┌─ Data supplied
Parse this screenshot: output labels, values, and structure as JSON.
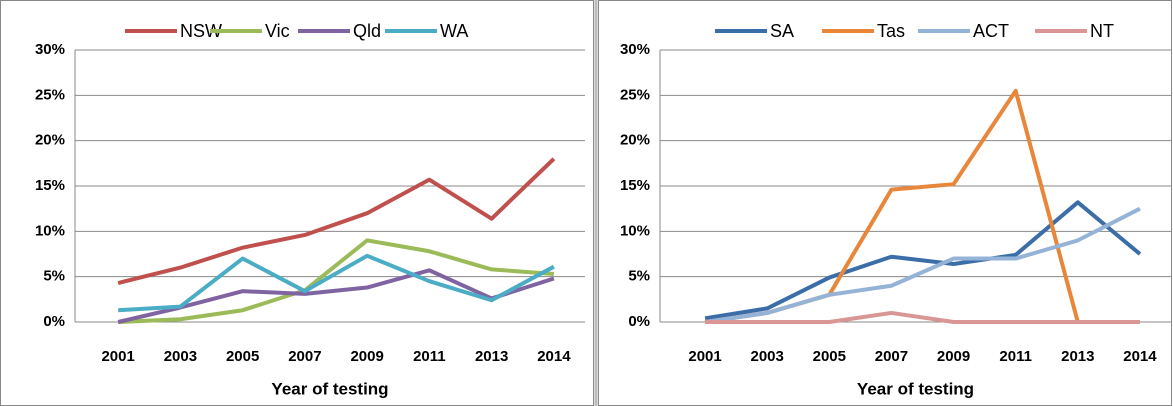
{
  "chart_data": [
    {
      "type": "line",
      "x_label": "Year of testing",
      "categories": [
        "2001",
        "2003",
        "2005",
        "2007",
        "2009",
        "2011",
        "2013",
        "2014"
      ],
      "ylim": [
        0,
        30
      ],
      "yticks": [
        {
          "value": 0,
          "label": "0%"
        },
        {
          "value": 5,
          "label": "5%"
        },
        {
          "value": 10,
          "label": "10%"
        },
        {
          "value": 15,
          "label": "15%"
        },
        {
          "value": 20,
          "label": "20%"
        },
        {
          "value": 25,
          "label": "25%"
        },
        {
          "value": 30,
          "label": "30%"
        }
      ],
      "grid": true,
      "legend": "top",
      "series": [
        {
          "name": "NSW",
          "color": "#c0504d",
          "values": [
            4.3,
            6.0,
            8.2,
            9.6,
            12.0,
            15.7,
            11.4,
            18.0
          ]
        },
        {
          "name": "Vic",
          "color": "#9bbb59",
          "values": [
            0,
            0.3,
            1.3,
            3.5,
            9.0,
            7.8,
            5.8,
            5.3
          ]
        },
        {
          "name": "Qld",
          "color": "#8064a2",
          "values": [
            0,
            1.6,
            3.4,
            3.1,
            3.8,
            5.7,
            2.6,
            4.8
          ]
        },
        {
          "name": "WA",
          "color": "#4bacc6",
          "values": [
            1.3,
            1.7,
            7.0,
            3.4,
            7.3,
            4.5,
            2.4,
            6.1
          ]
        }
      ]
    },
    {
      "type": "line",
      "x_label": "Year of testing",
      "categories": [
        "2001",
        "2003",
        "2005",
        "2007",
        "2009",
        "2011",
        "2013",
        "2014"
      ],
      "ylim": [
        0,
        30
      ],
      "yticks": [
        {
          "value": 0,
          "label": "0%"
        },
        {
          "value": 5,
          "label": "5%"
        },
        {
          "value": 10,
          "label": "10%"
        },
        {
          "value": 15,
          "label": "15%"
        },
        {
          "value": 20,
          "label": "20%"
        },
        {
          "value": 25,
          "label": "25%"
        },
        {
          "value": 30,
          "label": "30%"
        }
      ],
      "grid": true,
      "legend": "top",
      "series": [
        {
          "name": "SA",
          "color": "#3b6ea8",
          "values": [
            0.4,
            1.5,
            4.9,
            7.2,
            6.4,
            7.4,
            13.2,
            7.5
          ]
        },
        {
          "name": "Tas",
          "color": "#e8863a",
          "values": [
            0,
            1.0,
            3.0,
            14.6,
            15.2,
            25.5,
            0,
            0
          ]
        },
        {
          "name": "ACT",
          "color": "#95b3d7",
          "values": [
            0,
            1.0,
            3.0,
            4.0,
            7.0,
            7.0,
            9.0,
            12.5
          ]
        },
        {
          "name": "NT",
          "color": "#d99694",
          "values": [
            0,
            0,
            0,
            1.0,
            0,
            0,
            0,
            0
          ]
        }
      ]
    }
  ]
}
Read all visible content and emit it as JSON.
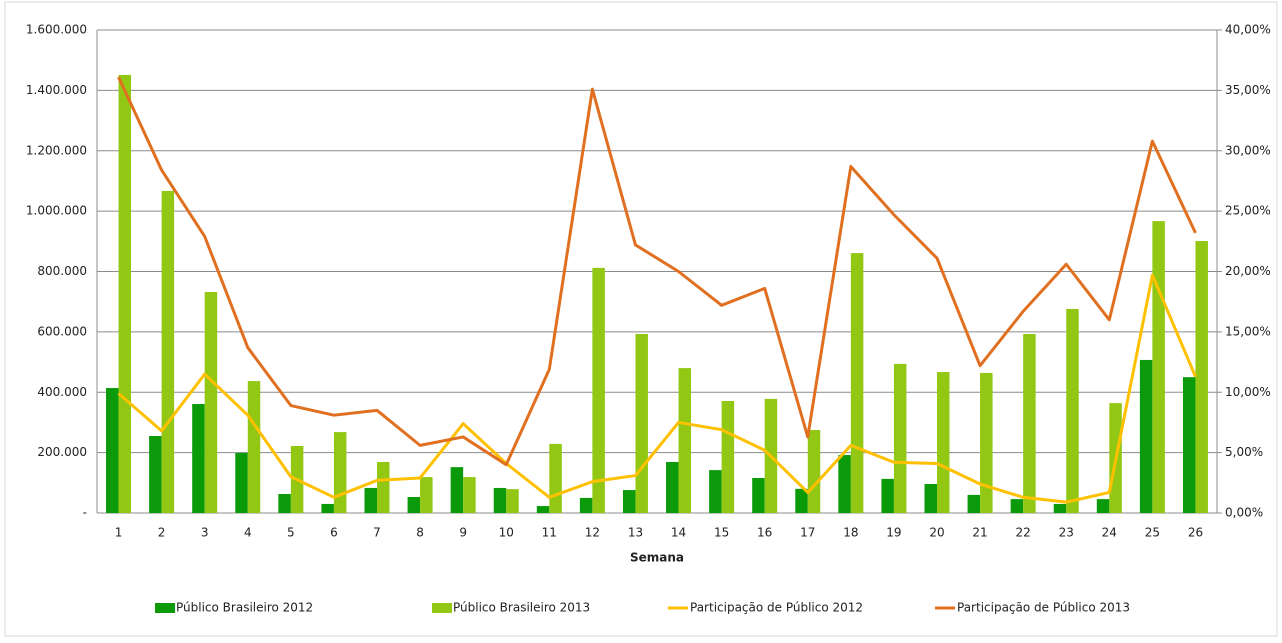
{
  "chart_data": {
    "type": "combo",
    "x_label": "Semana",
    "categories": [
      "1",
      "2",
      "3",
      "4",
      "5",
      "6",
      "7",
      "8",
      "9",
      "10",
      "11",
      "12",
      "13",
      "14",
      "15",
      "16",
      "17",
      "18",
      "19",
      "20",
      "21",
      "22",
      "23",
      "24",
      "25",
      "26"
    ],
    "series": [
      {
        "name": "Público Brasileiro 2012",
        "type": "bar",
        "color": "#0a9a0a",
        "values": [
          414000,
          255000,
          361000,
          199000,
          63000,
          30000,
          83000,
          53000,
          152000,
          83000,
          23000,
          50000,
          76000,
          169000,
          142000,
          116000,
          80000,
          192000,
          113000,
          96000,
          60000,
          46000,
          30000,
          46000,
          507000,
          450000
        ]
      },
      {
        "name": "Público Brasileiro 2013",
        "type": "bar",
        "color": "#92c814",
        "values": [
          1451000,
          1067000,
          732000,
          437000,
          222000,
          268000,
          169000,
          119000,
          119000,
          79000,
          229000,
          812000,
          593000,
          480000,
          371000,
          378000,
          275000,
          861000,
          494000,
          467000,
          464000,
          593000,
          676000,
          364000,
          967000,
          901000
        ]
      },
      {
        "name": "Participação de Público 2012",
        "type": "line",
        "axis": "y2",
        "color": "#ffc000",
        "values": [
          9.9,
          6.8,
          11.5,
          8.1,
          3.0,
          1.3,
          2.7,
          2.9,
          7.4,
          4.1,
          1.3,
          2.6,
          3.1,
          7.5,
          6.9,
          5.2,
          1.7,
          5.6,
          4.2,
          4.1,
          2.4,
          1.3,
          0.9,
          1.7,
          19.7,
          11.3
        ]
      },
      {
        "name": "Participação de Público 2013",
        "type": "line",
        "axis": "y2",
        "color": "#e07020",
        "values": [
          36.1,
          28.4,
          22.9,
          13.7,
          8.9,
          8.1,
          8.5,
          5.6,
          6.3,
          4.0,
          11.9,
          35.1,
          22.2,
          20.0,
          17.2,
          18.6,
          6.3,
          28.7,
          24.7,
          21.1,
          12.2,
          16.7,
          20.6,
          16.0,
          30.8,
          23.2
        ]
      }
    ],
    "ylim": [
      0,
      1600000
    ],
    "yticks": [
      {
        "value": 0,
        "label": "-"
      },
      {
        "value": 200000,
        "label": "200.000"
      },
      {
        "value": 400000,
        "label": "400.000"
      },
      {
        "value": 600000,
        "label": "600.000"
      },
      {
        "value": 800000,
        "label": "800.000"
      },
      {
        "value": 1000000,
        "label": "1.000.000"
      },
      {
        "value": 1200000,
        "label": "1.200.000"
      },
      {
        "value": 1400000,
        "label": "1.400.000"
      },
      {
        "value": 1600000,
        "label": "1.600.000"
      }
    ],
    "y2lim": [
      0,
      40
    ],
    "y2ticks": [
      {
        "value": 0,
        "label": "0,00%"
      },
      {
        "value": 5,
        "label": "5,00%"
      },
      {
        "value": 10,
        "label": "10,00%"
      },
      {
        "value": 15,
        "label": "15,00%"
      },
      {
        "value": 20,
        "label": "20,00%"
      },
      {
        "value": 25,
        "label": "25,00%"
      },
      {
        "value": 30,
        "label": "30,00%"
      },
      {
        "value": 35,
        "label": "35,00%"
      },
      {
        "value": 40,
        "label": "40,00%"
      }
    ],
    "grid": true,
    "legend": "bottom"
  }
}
└─
- **Written task**
Copy every entry exactly as written. Pictures are excluded.

- **Result of this task**
Parse this screenshot: output labels, values, and structure as JSON.
{
  "chart_data": [
    {
      "type": "line",
      "x_label": "Year of testing",
      "categories": [
        "2001",
        "2003",
        "2005",
        "2007",
        "2009",
        "2011",
        "2013",
        "2014"
      ],
      "ylim": [
        0,
        30
      ],
      "yticks": [
        {
          "value": 0,
          "label": "0%"
        },
        {
          "value": 5,
          "label": "5%"
        },
        {
          "value": 10,
          "label": "10%"
        },
        {
          "value": 15,
          "label": "15%"
        },
        {
          "value": 20,
          "label": "20%"
        },
        {
          "value": 25,
          "label": "25%"
        },
        {
          "value": 30,
          "label": "30%"
        }
      ],
      "grid": true,
      "legend": "top",
      "series": [
        {
          "name": "NSW",
          "color": "#c0504d",
          "values": [
            4.3,
            6.0,
            8.2,
            9.6,
            12.0,
            15.7,
            11.4,
            18.0
          ]
        },
        {
          "name": "Vic",
          "color": "#9bbb59",
          "values": [
            0,
            0.3,
            1.3,
            3.5,
            9.0,
            7.8,
            5.8,
            5.3
          ]
        },
        {
          "name": "Qld",
          "color": "#8064a2",
          "values": [
            0,
            1.6,
            3.4,
            3.1,
            3.8,
            5.7,
            2.6,
            4.8
          ]
        },
        {
          "name": "WA",
          "color": "#4bacc6",
          "values": [
            1.3,
            1.7,
            7.0,
            3.4,
            7.3,
            4.5,
            2.4,
            6.1
          ]
        }
      ]
    },
    {
      "type": "line",
      "x_label": "Year of testing",
      "categories": [
        "2001",
        "2003",
        "2005",
        "2007",
        "2009",
        "2011",
        "2013",
        "2014"
      ],
      "ylim": [
        0,
        30
      ],
      "yticks": [
        {
          "value": 0,
          "label": "0%"
        },
        {
          "value": 5,
          "label": "5%"
        },
        {
          "value": 10,
          "label": "10%"
        },
        {
          "value": 15,
          "label": "15%"
        },
        {
          "value": 20,
          "label": "20%"
        },
        {
          "value": 25,
          "label": "25%"
        },
        {
          "value": 30,
          "label": "30%"
        }
      ],
      "grid": true,
      "legend": "top",
      "series": [
        {
          "name": "SA",
          "color": "#3b6ea8",
          "values": [
            0.4,
            1.5,
            4.9,
            7.2,
            6.4,
            7.4,
            13.2,
            7.5
          ]
        },
        {
          "name": "Tas",
          "color": "#e8863a",
          "values": [
            0,
            1.0,
            3.0,
            14.6,
            15.2,
            25.5,
            0,
            0
          ]
        },
        {
          "name": "ACT",
          "color": "#95b3d7",
          "values": [
            0,
            1.0,
            3.0,
            4.0,
            7.0,
            7.0,
            9.0,
            12.5
          ]
        },
        {
          "name": "NT",
          "color": "#d99694",
          "values": [
            0,
            0,
            0,
            1.0,
            0,
            0,
            0,
            0
          ]
        }
      ]
    }
  ]
}
Read all visible content and emit it as JSON.
{
  "chart_data": {
    "type": "combo",
    "x_label": "Semana",
    "categories": [
      "1",
      "2",
      "3",
      "4",
      "5",
      "6",
      "7",
      "8",
      "9",
      "10",
      "11",
      "12",
      "13",
      "14",
      "15",
      "16",
      "17",
      "18",
      "19",
      "20",
      "21",
      "22",
      "23",
      "24",
      "25",
      "26"
    ],
    "series": [
      {
        "name": "Público Brasileiro 2012",
        "type": "bar",
        "color": "#0a9a0a",
        "values": [
          414000,
          255000,
          361000,
          199000,
          63000,
          30000,
          83000,
          53000,
          152000,
          83000,
          23000,
          50000,
          76000,
          169000,
          142000,
          116000,
          80000,
          192000,
          113000,
          96000,
          60000,
          46000,
          30000,
          46000,
          507000,
          450000
        ]
      },
      {
        "name": "Público Brasileiro 2013",
        "type": "bar",
        "color": "#92c814",
        "values": [
          1451000,
          1067000,
          732000,
          437000,
          222000,
          268000,
          169000,
          119000,
          119000,
          79000,
          229000,
          812000,
          593000,
          480000,
          371000,
          378000,
          275000,
          861000,
          494000,
          467000,
          464000,
          593000,
          676000,
          364000,
          967000,
          901000
        ]
      },
      {
        "name": "Participação de Público 2012",
        "type": "line",
        "axis": "y2",
        "color": "#ffc000",
        "values": [
          9.9,
          6.8,
          11.5,
          8.1,
          3.0,
          1.3,
          2.7,
          2.9,
          7.4,
          4.1,
          1.3,
          2.6,
          3.1,
          7.5,
          6.9,
          5.2,
          1.7,
          5.6,
          4.2,
          4.1,
          2.4,
          1.3,
          0.9,
          1.7,
          19.7,
          11.3
        ]
      },
      {
        "name": "Participação de Público 2013",
        "type": "line",
        "axis": "y2",
        "color": "#e07020",
        "values": [
          36.1,
          28.4,
          22.9,
          13.7,
          8.9,
          8.1,
          8.5,
          5.6,
          6.3,
          4.0,
          11.9,
          35.1,
          22.2,
          20.0,
          17.2,
          18.6,
          6.3,
          28.7,
          24.7,
          21.1,
          12.2,
          16.7,
          20.6,
          16.0,
          30.8,
          23.2
        ]
      }
    ],
    "ylim": [
      0,
      1600000
    ],
    "yticks": [
      {
        "value": 0,
        "label": "-"
      },
      {
        "value": 200000,
        "label": "200.000"
      },
      {
        "value": 400000,
        "label": "400.000"
      },
      {
        "value": 600000,
        "label": "600.000"
      },
      {
        "value": 800000,
        "label": "800.000"
      },
      {
        "value": 1000000,
        "label": "1.000.000"
      },
      {
        "value": 1200000,
        "label": "1.200.000"
      },
      {
        "value": 1400000,
        "label": "1.400.000"
      },
      {
        "value": 1600000,
        "label": "1.600.000"
      }
    ],
    "y2lim": [
      0,
      40
    ],
    "y2ticks": [
      {
        "value": 0,
        "label": "0,00%"
      },
      {
        "value": 5,
        "label": "5,00%"
      },
      {
        "value": 10,
        "label": "10,00%"
      },
      {
        "value": 15,
        "label": "15,00%"
      },
      {
        "value": 20,
        "label": "20,00%"
      },
      {
        "value": 25,
        "label": "25,00%"
      },
      {
        "value": 30,
        "label": "30,00%"
      },
      {
        "value": 35,
        "label": "35,00%"
      },
      {
        "value": 40,
        "label": "40,00%"
      }
    ],
    "grid": true,
    "legend": "bottom"
  }
}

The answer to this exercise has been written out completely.